-- start Supplied records --

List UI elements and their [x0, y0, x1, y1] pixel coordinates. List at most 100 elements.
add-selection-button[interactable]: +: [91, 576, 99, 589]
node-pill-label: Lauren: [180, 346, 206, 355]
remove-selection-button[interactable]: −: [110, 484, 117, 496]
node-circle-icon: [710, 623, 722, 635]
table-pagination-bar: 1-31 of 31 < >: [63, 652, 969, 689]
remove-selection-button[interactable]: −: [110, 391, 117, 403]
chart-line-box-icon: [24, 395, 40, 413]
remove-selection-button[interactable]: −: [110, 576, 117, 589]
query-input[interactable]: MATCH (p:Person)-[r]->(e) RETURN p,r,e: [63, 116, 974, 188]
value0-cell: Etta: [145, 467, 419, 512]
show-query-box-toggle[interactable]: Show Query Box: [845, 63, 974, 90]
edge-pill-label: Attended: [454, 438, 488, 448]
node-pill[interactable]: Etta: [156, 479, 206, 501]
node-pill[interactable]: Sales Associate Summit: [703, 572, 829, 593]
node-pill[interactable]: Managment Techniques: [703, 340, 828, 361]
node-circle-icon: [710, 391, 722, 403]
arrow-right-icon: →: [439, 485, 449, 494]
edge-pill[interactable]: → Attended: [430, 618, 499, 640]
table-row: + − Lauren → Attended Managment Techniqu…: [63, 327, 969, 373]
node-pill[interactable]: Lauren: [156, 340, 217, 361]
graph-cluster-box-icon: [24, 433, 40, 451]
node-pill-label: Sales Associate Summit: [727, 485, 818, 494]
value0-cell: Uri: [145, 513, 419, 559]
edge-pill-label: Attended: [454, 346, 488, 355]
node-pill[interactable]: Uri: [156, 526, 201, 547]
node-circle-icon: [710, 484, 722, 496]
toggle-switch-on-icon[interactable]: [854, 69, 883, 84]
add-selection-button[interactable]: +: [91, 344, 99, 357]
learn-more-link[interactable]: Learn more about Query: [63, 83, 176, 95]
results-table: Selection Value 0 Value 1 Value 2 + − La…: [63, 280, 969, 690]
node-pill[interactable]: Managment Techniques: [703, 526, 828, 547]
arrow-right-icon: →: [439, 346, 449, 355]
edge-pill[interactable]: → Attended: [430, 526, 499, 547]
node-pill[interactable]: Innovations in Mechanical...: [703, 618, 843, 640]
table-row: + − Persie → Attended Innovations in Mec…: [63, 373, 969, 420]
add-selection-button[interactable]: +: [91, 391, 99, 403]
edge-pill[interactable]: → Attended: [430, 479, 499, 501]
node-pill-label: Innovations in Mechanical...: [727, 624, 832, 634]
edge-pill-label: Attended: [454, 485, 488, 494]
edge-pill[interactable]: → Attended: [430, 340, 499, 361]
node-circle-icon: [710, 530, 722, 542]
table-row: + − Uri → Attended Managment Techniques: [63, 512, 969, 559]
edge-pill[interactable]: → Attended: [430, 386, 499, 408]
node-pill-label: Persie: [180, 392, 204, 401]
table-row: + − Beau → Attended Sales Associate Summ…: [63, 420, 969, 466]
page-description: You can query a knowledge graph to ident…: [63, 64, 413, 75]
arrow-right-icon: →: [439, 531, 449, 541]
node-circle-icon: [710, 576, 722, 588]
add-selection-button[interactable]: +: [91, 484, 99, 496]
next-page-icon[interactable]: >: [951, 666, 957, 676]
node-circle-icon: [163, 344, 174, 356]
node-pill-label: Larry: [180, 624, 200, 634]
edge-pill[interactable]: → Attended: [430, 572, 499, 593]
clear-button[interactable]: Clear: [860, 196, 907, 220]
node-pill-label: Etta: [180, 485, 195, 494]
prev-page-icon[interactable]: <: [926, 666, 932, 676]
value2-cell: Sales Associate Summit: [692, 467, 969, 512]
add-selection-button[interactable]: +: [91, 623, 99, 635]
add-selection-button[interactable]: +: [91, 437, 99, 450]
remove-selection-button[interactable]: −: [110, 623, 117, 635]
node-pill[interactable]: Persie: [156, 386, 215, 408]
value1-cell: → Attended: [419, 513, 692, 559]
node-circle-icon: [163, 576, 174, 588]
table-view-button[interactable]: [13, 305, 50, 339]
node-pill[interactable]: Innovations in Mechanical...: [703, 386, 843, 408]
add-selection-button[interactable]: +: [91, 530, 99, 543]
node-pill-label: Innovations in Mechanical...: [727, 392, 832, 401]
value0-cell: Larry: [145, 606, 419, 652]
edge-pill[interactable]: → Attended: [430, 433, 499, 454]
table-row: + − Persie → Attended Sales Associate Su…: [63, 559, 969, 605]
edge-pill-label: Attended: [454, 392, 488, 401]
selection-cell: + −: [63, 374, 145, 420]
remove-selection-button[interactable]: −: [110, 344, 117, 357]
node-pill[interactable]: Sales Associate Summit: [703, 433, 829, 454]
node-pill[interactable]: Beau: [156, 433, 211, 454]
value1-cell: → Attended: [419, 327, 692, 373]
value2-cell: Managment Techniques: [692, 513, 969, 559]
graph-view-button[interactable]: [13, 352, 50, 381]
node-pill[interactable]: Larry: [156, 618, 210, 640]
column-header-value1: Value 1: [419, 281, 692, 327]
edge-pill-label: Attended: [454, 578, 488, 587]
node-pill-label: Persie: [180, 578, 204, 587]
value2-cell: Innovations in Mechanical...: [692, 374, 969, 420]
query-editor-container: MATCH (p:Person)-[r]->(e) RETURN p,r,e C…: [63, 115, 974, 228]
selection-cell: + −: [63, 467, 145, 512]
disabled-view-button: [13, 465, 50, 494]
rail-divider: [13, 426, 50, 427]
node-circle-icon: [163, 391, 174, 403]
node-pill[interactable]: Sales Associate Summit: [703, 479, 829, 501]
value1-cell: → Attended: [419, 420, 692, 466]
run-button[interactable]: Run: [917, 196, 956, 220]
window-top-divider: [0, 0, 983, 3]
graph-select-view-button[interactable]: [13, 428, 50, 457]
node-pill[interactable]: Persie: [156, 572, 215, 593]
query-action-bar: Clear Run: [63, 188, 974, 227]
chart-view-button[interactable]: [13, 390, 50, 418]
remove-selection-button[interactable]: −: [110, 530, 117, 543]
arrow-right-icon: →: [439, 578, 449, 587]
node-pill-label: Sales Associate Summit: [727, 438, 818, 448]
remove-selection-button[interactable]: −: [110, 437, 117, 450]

-- end Supplied records --

## What you will do
Reproduce the records verbatim, starting at their first line and ending at the line that contains "remove-selection-button[interactable]: −: [110, 576, 117, 589]", with both of those lines included.

## Full answer
List UI elements and their [x0, y0, x1, y1] pixel coordinates. List at most 100 elements.
add-selection-button[interactable]: +: [91, 576, 99, 589]
node-pill-label: Lauren: [180, 346, 206, 355]
remove-selection-button[interactable]: −: [110, 484, 117, 496]
node-circle-icon: [710, 623, 722, 635]
table-pagination-bar: 1-31 of 31 < >: [63, 652, 969, 689]
remove-selection-button[interactable]: −: [110, 391, 117, 403]
chart-line-box-icon: [24, 395, 40, 413]
remove-selection-button[interactable]: −: [110, 576, 117, 589]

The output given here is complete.